**Work to be completed:**
Write out the forum replies word for word, from "Stop pretending it's" up to and including "and tv/Internet/actual sleep!".

**Text segment:**
^^^^^^^^^^^^^^^^

It should be you in Prague. Not him.

Stop pretending it's ok to him. Don't be a martyr and cope. Refuse to travel - make life easy for you and tbh if it were me I'd sell/return the watch 'because it doesn't fit comfortably' and book a spa weekend forcing him to have the DC on his own. Take some good books and cherish yourself.

waltermittymissus · 03/06/2012 08:50

Happy 40th :)

Don't feel guilty about him not doing anything and working away...he gets to go back to a hotel every night with uninterrupted showers, room service and tv/Internet/actual sleep!

Hassled · 03/06/2012 08:56

You're absolutely right to be seriously hacked off and you need to tell him. He's behaved in a spoilt, selfish and entitled manner and if you just swallow this, wait till the anger has past and carry on then he will carry on behaving in a selfish, entitled manner.

^^^^^^^^^^^^^^^^

**Provided material:**
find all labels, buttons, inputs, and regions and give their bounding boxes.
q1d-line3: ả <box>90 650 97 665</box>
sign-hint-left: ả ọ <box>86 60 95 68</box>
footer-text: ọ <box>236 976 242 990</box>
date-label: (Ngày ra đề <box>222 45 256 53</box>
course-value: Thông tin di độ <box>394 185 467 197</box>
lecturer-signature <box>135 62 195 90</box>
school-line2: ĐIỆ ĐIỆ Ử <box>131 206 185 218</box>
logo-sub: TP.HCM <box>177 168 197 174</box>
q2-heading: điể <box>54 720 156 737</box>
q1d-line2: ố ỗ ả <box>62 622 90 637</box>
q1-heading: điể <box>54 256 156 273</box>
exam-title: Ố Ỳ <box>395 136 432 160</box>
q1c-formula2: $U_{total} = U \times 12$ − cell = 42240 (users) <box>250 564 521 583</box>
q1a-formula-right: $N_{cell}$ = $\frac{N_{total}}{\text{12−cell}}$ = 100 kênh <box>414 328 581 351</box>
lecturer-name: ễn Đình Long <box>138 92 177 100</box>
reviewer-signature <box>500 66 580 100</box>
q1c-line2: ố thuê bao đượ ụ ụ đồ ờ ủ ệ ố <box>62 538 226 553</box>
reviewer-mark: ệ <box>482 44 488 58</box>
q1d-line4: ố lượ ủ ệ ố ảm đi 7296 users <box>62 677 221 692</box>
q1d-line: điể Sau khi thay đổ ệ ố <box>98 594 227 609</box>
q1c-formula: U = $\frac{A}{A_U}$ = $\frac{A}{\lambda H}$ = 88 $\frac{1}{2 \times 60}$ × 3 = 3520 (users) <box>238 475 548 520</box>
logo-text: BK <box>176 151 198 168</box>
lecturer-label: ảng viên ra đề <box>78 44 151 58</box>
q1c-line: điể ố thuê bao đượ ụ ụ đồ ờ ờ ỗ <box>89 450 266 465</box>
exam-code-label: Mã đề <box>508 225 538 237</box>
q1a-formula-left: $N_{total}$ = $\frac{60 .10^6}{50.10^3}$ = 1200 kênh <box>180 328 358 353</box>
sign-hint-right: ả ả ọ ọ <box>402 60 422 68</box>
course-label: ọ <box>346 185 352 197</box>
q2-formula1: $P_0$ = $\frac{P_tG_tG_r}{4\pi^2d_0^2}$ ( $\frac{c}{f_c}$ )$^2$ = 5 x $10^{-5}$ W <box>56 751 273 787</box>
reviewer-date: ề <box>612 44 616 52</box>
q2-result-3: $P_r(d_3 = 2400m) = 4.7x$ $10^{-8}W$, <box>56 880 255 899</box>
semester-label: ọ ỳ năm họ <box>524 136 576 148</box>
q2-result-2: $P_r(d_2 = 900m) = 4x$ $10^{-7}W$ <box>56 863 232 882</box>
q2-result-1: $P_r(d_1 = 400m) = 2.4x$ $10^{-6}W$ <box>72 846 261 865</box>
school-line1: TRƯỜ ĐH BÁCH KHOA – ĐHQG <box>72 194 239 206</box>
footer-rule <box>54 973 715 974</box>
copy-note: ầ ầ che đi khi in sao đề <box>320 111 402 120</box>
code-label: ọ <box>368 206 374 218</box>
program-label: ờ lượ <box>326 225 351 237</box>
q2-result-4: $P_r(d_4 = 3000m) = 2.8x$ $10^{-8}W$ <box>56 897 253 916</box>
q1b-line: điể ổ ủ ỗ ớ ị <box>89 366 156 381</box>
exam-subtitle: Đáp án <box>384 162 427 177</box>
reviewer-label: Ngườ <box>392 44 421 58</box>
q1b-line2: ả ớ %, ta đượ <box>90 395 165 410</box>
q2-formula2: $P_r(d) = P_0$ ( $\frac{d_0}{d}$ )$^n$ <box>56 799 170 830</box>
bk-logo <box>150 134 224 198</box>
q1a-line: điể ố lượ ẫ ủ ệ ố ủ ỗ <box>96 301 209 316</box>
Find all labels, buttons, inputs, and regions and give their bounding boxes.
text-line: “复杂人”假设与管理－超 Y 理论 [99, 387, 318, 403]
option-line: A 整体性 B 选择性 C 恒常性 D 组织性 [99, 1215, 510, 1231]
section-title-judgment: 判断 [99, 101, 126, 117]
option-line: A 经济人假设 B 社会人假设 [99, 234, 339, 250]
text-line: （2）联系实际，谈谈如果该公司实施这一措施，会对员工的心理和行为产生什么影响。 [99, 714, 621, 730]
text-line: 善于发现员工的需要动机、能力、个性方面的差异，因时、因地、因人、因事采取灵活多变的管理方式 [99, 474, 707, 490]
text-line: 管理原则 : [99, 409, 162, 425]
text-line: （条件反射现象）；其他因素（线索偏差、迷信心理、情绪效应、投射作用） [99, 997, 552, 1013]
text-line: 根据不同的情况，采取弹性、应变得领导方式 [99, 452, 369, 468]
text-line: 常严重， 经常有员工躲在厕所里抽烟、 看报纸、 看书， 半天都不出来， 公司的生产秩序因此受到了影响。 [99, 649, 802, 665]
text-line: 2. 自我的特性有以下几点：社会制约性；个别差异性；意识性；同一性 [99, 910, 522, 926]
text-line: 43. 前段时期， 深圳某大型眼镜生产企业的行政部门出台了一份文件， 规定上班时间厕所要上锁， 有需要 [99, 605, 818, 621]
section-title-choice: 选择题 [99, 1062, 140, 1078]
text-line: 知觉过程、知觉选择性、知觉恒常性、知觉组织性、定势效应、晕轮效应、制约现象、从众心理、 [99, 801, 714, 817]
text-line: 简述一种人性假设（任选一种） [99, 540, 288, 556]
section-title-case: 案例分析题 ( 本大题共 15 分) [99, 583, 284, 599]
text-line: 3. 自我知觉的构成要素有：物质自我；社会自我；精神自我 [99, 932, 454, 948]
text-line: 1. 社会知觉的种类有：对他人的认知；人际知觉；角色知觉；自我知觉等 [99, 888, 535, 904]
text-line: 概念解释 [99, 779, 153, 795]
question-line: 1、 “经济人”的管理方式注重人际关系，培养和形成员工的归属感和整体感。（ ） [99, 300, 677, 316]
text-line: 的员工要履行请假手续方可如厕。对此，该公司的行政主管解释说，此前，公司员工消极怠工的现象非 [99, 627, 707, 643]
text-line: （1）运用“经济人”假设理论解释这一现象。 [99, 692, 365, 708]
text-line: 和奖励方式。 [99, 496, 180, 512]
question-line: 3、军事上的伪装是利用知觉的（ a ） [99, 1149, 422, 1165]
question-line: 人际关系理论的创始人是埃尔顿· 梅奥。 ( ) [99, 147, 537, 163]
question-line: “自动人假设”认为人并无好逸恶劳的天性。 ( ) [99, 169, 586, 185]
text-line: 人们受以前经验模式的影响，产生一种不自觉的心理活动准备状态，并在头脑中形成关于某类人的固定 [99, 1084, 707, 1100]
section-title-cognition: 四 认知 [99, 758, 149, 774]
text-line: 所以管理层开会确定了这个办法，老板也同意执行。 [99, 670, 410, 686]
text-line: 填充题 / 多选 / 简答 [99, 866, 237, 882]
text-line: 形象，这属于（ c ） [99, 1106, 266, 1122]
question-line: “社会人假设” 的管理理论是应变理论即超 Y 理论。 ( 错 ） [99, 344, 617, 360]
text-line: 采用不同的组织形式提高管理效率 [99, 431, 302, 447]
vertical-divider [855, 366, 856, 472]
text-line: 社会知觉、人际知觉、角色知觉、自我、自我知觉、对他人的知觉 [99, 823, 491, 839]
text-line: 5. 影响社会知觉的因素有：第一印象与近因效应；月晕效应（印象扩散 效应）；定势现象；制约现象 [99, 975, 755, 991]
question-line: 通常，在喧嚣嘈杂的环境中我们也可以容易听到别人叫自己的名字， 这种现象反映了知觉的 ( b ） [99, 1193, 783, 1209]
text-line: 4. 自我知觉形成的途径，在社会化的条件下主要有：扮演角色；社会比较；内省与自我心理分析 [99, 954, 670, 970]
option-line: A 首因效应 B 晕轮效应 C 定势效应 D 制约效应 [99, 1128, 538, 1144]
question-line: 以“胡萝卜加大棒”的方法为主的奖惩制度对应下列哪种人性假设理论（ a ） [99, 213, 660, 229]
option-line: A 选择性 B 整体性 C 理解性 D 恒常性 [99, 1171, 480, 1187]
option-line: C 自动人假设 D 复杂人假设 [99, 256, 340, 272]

^^^^^^^^^^^^^^^^

**Solved problem:**
Stop pretending it's ok to him. Don't be a martyr and cope. Refuse to travel - make life easy for you and tbh if it were me I'd sell/return the watch 'because it doesn't fit comfortably' and book a spa weekend forcing him to have the DC on his own. Take some good books and cherish yourself.

waltermittymissus · 03/06/2012 08:50

Happy 40th :)

Don't feel guilty about him not doing anything and working away...he gets to go back to a hotel every night with uninterrupted showers, room service and tv/Internet/actual sleep!